→ **Recorded data**
──────

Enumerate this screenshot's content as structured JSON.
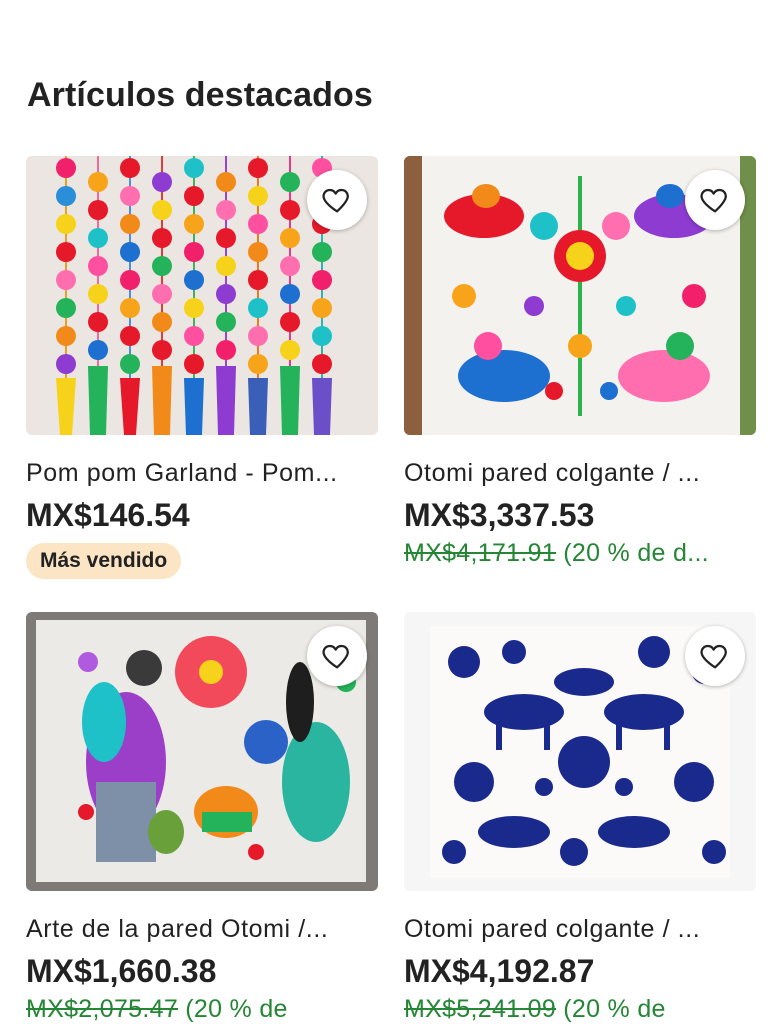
{
  "section": {
    "title": "Artículos destacados"
  },
  "items": [
    {
      "name": "Pom pom Garland - Pom...",
      "price": "MX$146.54",
      "badge": "Más vendido",
      "image_icon": "pom-pom-garland-photo"
    },
    {
      "name": "Otomi pared colgante / ...",
      "price": "MX$3,337.53",
      "original_price": "MX$4,171.91",
      "discount": "(20 % de d...",
      "image_icon": "otomi-multicolor-photo"
    },
    {
      "name": "Arte de la pared Otomi /...",
      "price": "MX$1,660.38",
      "original_price": "MX$2,075.47",
      "discount": "(20 % de",
      "image_icon": "otomi-women-photo"
    },
    {
      "name": "Otomi pared colgante / ...",
      "price": "MX$4,192.87",
      "original_price": "MX$5,241.09",
      "discount": "(20 % de",
      "image_icon": "otomi-blue-photo"
    }
  ],
  "favorite_icon": "heart-icon",
  "colors": {
    "text": "#222222",
    "discount_green": "#258635",
    "badge_bg": "#fce5c4",
    "blue_embroidery": "#1a2a8c"
  }
}
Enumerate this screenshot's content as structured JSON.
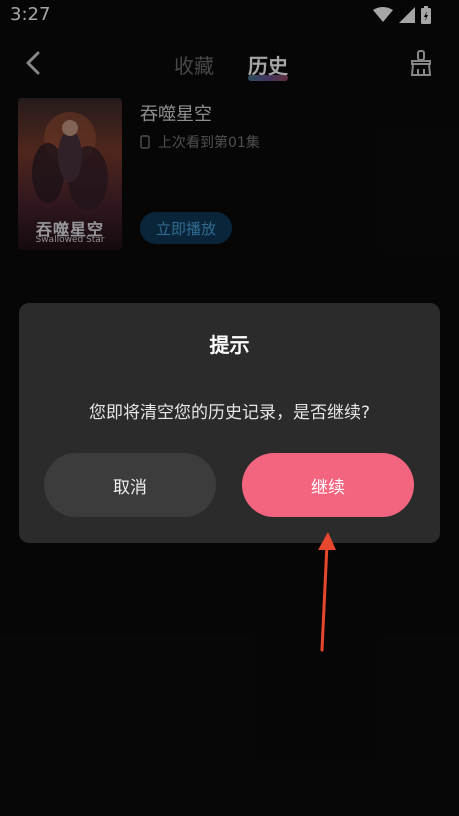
{
  "status_bar": {
    "time": "3:27"
  },
  "header": {
    "tabs": [
      {
        "label": "收藏",
        "active": false
      },
      {
        "label": "历史",
        "active": true
      }
    ]
  },
  "history_item": {
    "title": "吞噬星空",
    "progress": "上次看到第01集",
    "play_label": "立即播放",
    "poster": {
      "title": "吞噬星空",
      "subtitle": "Swallowed Star"
    }
  },
  "dialog": {
    "title": "提示",
    "message": "您即将清空您的历史记录，是否继续?",
    "cancel_label": "取消",
    "continue_label": "继续"
  },
  "colors": {
    "accent": "#f3657f",
    "dialog_bg": "#2b2b2b",
    "page_bg": "#0a0a0a",
    "annotation_arrow": "#e8472f"
  }
}
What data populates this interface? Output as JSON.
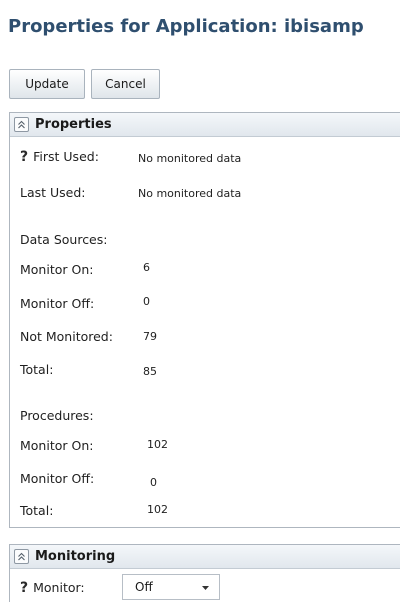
{
  "page": {
    "title": "Properties for Application: ibisamp"
  },
  "toolbar": {
    "update_label": "Update",
    "cancel_label": "Cancel"
  },
  "properties_panel": {
    "title": "Properties",
    "help_icon": "question-mark-icon",
    "first_used": {
      "label": "First Used:",
      "value": "No monitored data"
    },
    "last_used": {
      "label": "Last Used:",
      "value": "No monitored data"
    },
    "data_sources": {
      "heading": "Data Sources:",
      "monitor_on": {
        "label": "Monitor On:",
        "value": "6"
      },
      "monitor_off": {
        "label": "Monitor Off:",
        "value": "0"
      },
      "not_monitored": {
        "label": "Not Monitored:",
        "value": "79"
      },
      "total": {
        "label": "Total:",
        "value": "85"
      }
    },
    "procedures": {
      "heading": "Procedures:",
      "monitor_on": {
        "label": "Monitor On:",
        "value": "102"
      },
      "monitor_off": {
        "label": "Monitor Off:",
        "value": "0"
      },
      "total": {
        "label": "Total:",
        "value": "102"
      }
    }
  },
  "monitoring_panel": {
    "title": "Monitoring",
    "help_icon": "question-mark-icon",
    "monitor": {
      "label": "Monitor:",
      "selected": "Off"
    }
  },
  "colors": {
    "title_text": "#2f4f6f",
    "panel_border": "#aeb6bf",
    "header_bg": "#e1e7ed"
  }
}
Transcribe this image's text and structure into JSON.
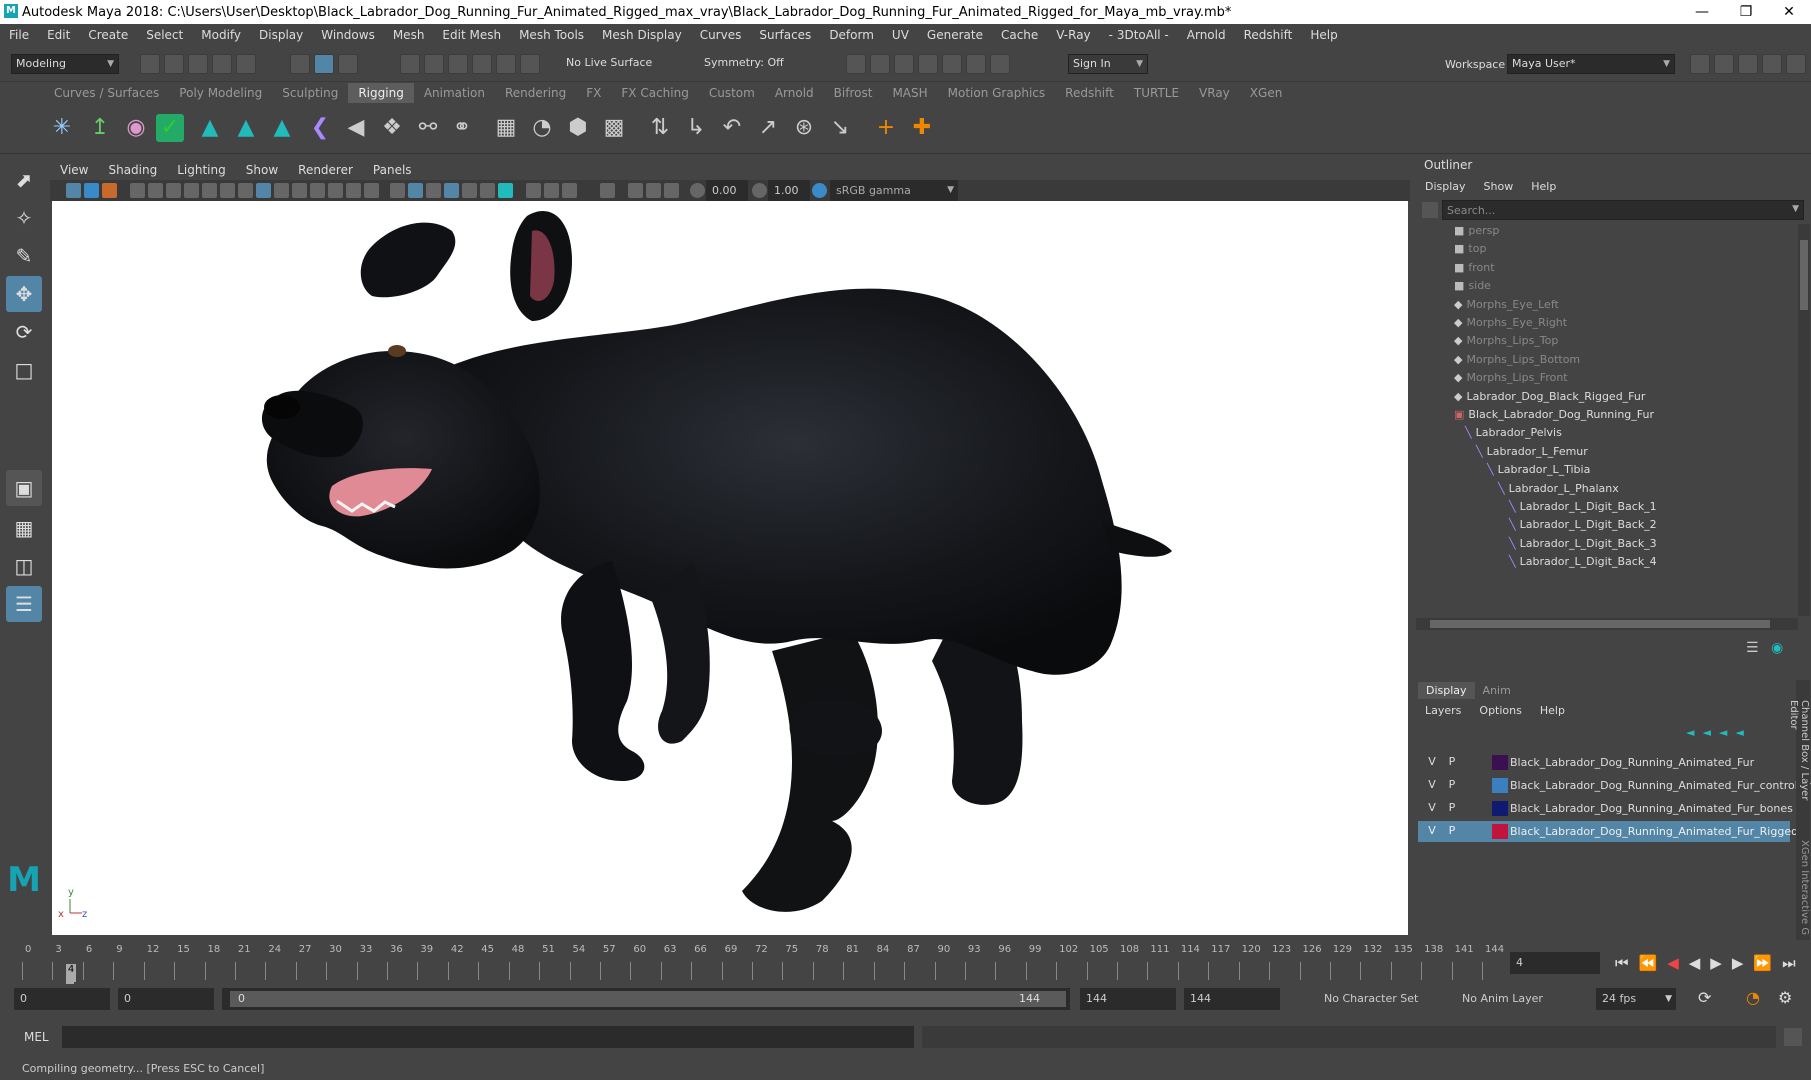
{
  "app": {
    "title": "Autodesk Maya 2018: C:\\Users\\User\\Desktop\\Black_Labrador_Dog_Running_Fur_Animated_Rigged_max_vray\\Black_Labrador_Dog_Running_Fur_Animated_Rigged_for_Maya_mb_vray.mb*",
    "logo_letter": "M",
    "accent": "#5285a6"
  },
  "menus": [
    "File",
    "Edit",
    "Create",
    "Select",
    "Modify",
    "Display",
    "Windows",
    "Mesh",
    "Edit Mesh",
    "Mesh Tools",
    "Mesh Display",
    "Curves",
    "Surfaces",
    "Deform",
    "UV",
    "Generate",
    "Cache",
    "V-Ray",
    "- 3DtoAll -",
    "Arnold",
    "Redshift",
    "Help"
  ],
  "status": {
    "mode": "Modeling",
    "live_surface": "No Live Surface",
    "symmetry": "Symmetry: Off",
    "sign_in": "Sign In",
    "workspace_label": "Workspace :",
    "workspace_value": "Maya User*"
  },
  "shelf_tabs": [
    "Curves / Surfaces",
    "Poly Modeling",
    "Sculpting",
    "Rigging",
    "Animation",
    "Rendering",
    "FX",
    "FX Caching",
    "Custom",
    "Arnold",
    "Bifrost",
    "MASH",
    "Motion Graphics",
    "Redshift",
    "TURTLE",
    "VRay",
    "XGen"
  ],
  "shelf_active": "Rigging",
  "viewport": {
    "menus": [
      "View",
      "Shading",
      "Lighting",
      "Show",
      "Renderer",
      "Panels"
    ],
    "exposure": "0.00",
    "gamma": "1.00",
    "color_space": "sRGB gamma",
    "axis_y": "y",
    "axis_x": "x",
    "axis_z": "z"
  },
  "outliner": {
    "title": "Outliner",
    "menus": [
      "Display",
      "Show",
      "Help"
    ],
    "search_placeholder": "Search...",
    "items": [
      {
        "label": "persp",
        "kind": "camera",
        "dim": true
      },
      {
        "label": "top",
        "kind": "camera",
        "dim": true
      },
      {
        "label": "front",
        "kind": "camera",
        "dim": true
      },
      {
        "label": "side",
        "kind": "camera",
        "dim": true
      },
      {
        "label": "Morphs_Eye_Left",
        "kind": "mesh",
        "dim": true
      },
      {
        "label": "Morphs_Eye_Right",
        "kind": "mesh",
        "dim": true
      },
      {
        "label": "Morphs_Lips_Top",
        "kind": "mesh",
        "dim": true
      },
      {
        "label": "Morphs_Lips_Bottom",
        "kind": "mesh",
        "dim": true
      },
      {
        "label": "Morphs_Lips_Front",
        "kind": "mesh",
        "dim": true
      },
      {
        "label": "Labrador_Dog_Black_Rigged_Fur",
        "kind": "mesh",
        "dim": false
      },
      {
        "label": "Black_Labrador_Dog_Running_Fur",
        "kind": "group",
        "dim": false
      },
      {
        "label": "Labrador_Pelvis",
        "kind": "joint",
        "dim": false
      },
      {
        "label": "Labrador_L_Femur",
        "kind": "joint",
        "dim": false
      },
      {
        "label": "Labrador_L_Tibia",
        "kind": "joint",
        "dim": false
      },
      {
        "label": "Labrador_L_Phalanx",
        "kind": "joint",
        "dim": false
      },
      {
        "label": "Labrador_L_Digit_Back_1",
        "kind": "joint",
        "dim": false
      },
      {
        "label": "Labrador_L_Digit_Back_2",
        "kind": "joint",
        "dim": false
      },
      {
        "label": "Labrador_L_Digit_Back_3",
        "kind": "joint",
        "dim": false
      },
      {
        "label": "Labrador_L_Digit_Back_4",
        "kind": "joint",
        "dim": false
      }
    ]
  },
  "layer_editor": {
    "tabs": [
      "Display",
      "Anim"
    ],
    "menus": [
      "Layers",
      "Options",
      "Help"
    ],
    "side_label": "Channel Box / Layer Editor",
    "side_label2": "XGen Interactive G",
    "layers": [
      {
        "v": "V",
        "p": "P",
        "color": "#3a1050",
        "name": "Black_Labrador_Dog_Running_Animated_Fur",
        "selected": false
      },
      {
        "v": "V",
        "p": "P",
        "color": "#3a7fc0",
        "name": "Black_Labrador_Dog_Running_Animated_Fur_controllers",
        "selected": false
      },
      {
        "v": "V",
        "p": "P",
        "color": "#101a70",
        "name": "Black_Labrador_Dog_Running_Animated_Fur_bones",
        "selected": false
      },
      {
        "v": "V",
        "p": "P",
        "color": "#c0143c",
        "name": "Black_Labrador_Dog_Running_Animated_Fur_Rigged",
        "selected": true
      }
    ]
  },
  "timeline": {
    "ticks": [
      "0",
      "3",
      "6",
      "9",
      "12",
      "15",
      "18",
      "21",
      "24",
      "27",
      "30",
      "33",
      "36",
      "39",
      "42",
      "45",
      "48",
      "51",
      "54",
      "57",
      "60",
      "63",
      "66",
      "69",
      "72",
      "75",
      "78",
      "81",
      "84",
      "87",
      "90",
      "93",
      "96",
      "99",
      "102",
      "105",
      "108",
      "111",
      "114",
      "117",
      "120",
      "123",
      "126",
      "129",
      "132",
      "135",
      "138",
      "141",
      "144"
    ],
    "current_frame": "4",
    "current_field": "4"
  },
  "range": {
    "start": "0",
    "playback_start": "0",
    "range_left": "0",
    "range_right": "144",
    "playback_end": "144",
    "end": "144",
    "character_set": "No Character Set",
    "anim_layer": "No Anim Layer",
    "fps": "24 fps"
  },
  "command": {
    "label": "MEL"
  },
  "help_line": "Compiling geometry... [Press ESC to Cancel]"
}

──────

→ **Problem to work on**
Which lines hold the word "XGen"? Return all of them from the records above.

→ **Reply to the exercise**
    "XGen"
    "side_label2": "XGen Interactive G",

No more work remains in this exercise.